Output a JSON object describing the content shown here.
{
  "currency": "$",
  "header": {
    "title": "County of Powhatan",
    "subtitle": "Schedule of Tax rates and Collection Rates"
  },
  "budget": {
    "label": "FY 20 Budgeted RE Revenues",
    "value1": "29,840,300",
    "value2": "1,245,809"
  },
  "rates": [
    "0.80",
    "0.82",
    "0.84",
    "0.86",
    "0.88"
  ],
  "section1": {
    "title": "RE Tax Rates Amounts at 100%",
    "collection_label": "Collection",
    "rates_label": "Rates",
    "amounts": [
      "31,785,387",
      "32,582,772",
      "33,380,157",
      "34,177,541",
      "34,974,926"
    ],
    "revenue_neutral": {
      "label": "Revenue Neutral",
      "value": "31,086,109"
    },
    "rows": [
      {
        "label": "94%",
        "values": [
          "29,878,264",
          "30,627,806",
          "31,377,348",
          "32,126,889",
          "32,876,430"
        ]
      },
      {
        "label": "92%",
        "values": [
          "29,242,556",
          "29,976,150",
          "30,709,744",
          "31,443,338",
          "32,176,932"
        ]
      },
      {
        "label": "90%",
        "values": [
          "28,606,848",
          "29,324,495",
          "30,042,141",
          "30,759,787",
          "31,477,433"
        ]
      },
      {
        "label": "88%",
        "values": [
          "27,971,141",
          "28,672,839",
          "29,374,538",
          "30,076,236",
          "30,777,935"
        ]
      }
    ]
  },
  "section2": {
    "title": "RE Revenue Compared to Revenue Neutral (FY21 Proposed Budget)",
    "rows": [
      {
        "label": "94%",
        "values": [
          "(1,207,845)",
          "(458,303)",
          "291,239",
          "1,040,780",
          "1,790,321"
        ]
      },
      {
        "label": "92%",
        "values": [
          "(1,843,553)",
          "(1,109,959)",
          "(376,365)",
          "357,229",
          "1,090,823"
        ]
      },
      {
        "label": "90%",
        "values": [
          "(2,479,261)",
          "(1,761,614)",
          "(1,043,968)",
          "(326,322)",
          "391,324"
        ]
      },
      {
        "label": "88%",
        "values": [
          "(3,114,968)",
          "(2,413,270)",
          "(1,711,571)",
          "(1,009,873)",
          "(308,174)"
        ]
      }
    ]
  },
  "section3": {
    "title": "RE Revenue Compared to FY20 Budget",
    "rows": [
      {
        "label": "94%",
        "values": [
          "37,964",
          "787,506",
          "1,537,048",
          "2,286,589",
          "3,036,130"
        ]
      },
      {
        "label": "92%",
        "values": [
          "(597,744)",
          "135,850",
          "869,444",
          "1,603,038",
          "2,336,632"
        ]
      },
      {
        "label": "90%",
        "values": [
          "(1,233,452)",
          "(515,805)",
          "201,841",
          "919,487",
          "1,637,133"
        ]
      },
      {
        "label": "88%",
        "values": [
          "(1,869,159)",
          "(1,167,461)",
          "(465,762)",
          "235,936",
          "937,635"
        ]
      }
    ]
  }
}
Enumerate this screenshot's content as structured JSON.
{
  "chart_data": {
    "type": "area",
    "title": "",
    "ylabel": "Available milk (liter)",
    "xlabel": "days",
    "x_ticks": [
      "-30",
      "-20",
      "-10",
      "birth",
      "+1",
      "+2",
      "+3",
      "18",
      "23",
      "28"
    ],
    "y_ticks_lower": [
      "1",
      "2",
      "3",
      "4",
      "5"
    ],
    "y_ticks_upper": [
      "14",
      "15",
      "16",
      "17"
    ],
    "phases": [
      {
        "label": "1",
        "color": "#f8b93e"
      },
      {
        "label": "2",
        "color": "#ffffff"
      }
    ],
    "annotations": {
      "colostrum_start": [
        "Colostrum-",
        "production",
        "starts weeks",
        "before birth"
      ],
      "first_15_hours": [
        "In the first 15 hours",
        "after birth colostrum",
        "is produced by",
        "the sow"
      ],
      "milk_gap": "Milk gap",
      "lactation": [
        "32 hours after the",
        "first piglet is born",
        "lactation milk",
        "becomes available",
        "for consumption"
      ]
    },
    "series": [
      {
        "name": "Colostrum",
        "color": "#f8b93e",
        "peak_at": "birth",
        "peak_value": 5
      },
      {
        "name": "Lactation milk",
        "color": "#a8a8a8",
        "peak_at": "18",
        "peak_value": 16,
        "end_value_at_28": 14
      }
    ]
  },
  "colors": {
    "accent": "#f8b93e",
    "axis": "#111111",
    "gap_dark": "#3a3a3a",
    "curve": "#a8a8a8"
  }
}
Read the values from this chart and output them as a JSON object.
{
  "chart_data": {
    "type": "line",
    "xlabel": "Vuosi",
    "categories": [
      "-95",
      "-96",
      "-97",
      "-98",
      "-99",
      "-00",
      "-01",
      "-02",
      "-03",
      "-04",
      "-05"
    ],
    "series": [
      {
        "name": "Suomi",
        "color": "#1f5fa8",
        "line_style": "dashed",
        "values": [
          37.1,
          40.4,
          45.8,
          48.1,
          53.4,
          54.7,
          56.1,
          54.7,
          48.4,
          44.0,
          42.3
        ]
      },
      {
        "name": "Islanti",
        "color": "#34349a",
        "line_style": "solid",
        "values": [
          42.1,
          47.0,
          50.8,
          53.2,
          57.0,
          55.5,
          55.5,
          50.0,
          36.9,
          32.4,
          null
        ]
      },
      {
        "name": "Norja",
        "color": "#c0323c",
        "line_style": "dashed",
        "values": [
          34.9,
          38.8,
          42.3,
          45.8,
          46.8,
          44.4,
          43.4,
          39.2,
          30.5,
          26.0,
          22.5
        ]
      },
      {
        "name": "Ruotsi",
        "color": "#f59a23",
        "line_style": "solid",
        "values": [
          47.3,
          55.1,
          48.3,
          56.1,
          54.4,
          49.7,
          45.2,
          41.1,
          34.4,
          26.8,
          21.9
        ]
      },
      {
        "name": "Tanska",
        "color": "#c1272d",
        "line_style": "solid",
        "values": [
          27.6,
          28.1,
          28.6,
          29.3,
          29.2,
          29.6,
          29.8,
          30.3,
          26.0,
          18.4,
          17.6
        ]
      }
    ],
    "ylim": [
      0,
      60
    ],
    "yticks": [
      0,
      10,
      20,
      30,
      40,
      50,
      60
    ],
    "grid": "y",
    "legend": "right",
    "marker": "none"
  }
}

= = = = = = =

Transcribe all entries exactly as they are given.

### Full answer:
Output a JSON object describing the content shown here.
{
  "currency": "$",
  "header": {
    "title": "County of Powhatan",
    "subtitle": "Schedule of Tax rates and Collection Rates"
  },
  "budget": {
    "label": "FY 20 Budgeted RE Revenues",
    "value1": "29,840,300",
    "value2": "1,245,809"
  },
  "rates": [
    "0.80",
    "0.82",
    "0.84",
    "0.86",
    "0.88"
  ],
  "section1": {
    "title": "RE Tax Rates Amounts at 100%",
    "collection_label": "Collection",
    "rates_label": "Rates",
    "amounts": [
      "31,785,387",
      "32,582,772",
      "33,380,157",
      "34,177,541",
      "34,974,926"
    ],
    "revenue_neutral": {
      "label": "Revenue Neutral",
      "value": "31,086,109"
    },
    "rows": [
      {
        "label": "94%",
        "values": [
          "29,878,264",
          "30,627,806",
          "31,377,348",
          "32,126,889",
          "32,876,430"
        ]
      },
      {
        "label": "92%",
        "values": [
          "29,242,556",
          "29,976,150",
          "30,709,744",
          "31,443,338",
          "32,176,932"
        ]
      },
      {
        "label": "90%",
        "values": [
          "28,606,848",
          "29,324,495",
          "30,042,141",
          "30,759,787",
          "31,477,433"
        ]
      },
      {
        "label": "88%",
        "values": [
          "27,971,141",
          "28,672,839",
          "29,374,538",
          "30,076,236",
          "30,777,935"
        ]
      }
    ]
  },
  "section2": {
    "title": "RE Revenue Compared to Revenue Neutral (FY21 Proposed Budget)",
    "rows": [
      {
        "label": "94%",
        "values": [
          "(1,207,845)",
          "(458,303)",
          "291,239",
          "1,040,780",
          "1,790,321"
        ]
      },
      {
        "label": "92%",
        "values": [
          "(1,843,553)",
          "(1,109,959)",
          "(376,365)",
          "357,229",
          "1,090,823"
        ]
      },
      {
        "label": "90%",
        "values": [
          "(2,479,261)",
          "(1,761,614)",
          "(1,043,968)",
          "(326,322)",
          "391,324"
        ]
      },
      {
        "label": "88%",
        "values": [
          "(3,114,968)",
          "(2,413,270)",
          "(1,711,571)",
          "(1,009,873)",
          "(308,174)"
        ]
      }
    ]
  },
  "section3": {
    "title": "RE Revenue Compared to FY20 Budget",
    "rows": [
      {
        "label": "94%",
        "values": [
          "37,964",
          "787,506",
          "1,537,048",
          "2,286,589",
          "3,036,130"
        ]
      },
      {
        "label": "92%",
        "values": [
          "(597,744)",
          "135,850",
          "869,444",
          "1,603,038",
          "2,336,632"
        ]
      },
      {
        "label": "90%",
        "values": [
          "(1,233,452)",
          "(515,805)",
          "201,841",
          "919,487",
          "1,637,133"
        ]
      },
      {
        "label": "88%",
        "values": [
          "(1,869,159)",
          "(1,167,461)",
          "(465,762)",
          "235,936",
          "937,635"
        ]
      }
    ]
  }
}
Enumerate this screenshot's content as structured JSON.
{
  "chart_data": {
    "type": "area",
    "title": "",
    "ylabel": "Available milk (liter)",
    "xlabel": "days",
    "x_ticks": [
      "-30",
      "-20",
      "-10",
      "birth",
      "+1",
      "+2",
      "+3",
      "18",
      "23",
      "28"
    ],
    "y_ticks_lower": [
      "1",
      "2",
      "3",
      "4",
      "5"
    ],
    "y_ticks_upper": [
      "14",
      "15",
      "16",
      "17"
    ],
    "phases": [
      {
        "label": "1",
        "color": "#f8b93e"
      },
      {
        "label": "2",
        "color": "#ffffff"
      }
    ],
    "annotations": {
      "colostrum_start": [
        "Colostrum-",
        "production",
        "starts weeks",
        "before birth"
      ],
      "first_15_hours": [
        "In the first 15 hours",
        "after birth colostrum",
        "is produced by",
        "the sow"
      ],
      "milk_gap": "Milk gap",
      "lactation": [
        "32 hours after the",
        "first piglet is born",
        "lactation milk",
        "becomes available",
        "for consumption"
      ]
    },
    "series": [
      {
        "name": "Colostrum",
        "color": "#f8b93e",
        "peak_at": "birth",
        "peak_value": 5
      },
      {
        "name": "Lactation milk",
        "color": "#a8a8a8",
        "peak_at": "18",
        "peak_value": 16,
        "end_value_at_28": 14
      }
    ]
  },
  "colors": {
    "accent": "#f8b93e",
    "axis": "#111111",
    "gap_dark": "#3a3a3a",
    "curve": "#a8a8a8"
  }
}
Read the values from this chart and output them as a JSON object.
{
  "chart_data": {
    "type": "line",
    "xlabel": "Vuosi",
    "categories": [
      "-95",
      "-96",
      "-97",
      "-98",
      "-99",
      "-00",
      "-01",
      "-02",
      "-03",
      "-04",
      "-05"
    ],
    "series": [
      {
        "name": "Suomi",
        "color": "#1f5fa8",
        "line_style": "dashed",
        "values": [
          37.1,
          40.4,
          45.8,
          48.1,
          53.4,
          54.7,
          56.1,
          54.7,
          48.4,
          44.0,
          42.3
        ]
      },
      {
        "name": "Islanti",
        "color": "#34349a",
        "line_style": "solid",
        "values": [
          42.1,
          47.0,
          50.8,
          53.2,
          57.0,
          55.5,
          55.5,
          50.0,
          36.9,
          32.4,
          null
        ]
      },
      {
        "name": "Norja",
        "color": "#c0323c",
        "line_style": "dashed",
        "values": [
          34.9,
          38.8,
          42.3,
          45.8,
          46.8,
          44.4,
          43.4,
          39.2,
          30.5,
          26.0,
          22.5
        ]
      },
      {
        "name": "Ruotsi",
        "color": "#f59a23",
        "line_style": "solid",
        "values": [
          47.3,
          55.1,
          48.3,
          56.1,
          54.4,
          49.7,
          45.2,
          41.1,
          34.4,
          26.8,
          21.9
        ]
      },
      {
        "name": "Tanska",
        "color": "#c1272d",
        "line_style": "solid",
        "values": [
          27.6,
          28.1,
          28.6,
          29.3,
          29.2,
          29.6,
          29.8,
          30.3,
          26.0,
          18.4,
          17.6
        ]
      }
    ],
    "ylim": [
      0,
      60
    ],
    "yticks": [
      0,
      10,
      20,
      30,
      40,
      50,
      60
    ],
    "grid": "y",
    "legend": "right",
    "marker": "none"
  }
}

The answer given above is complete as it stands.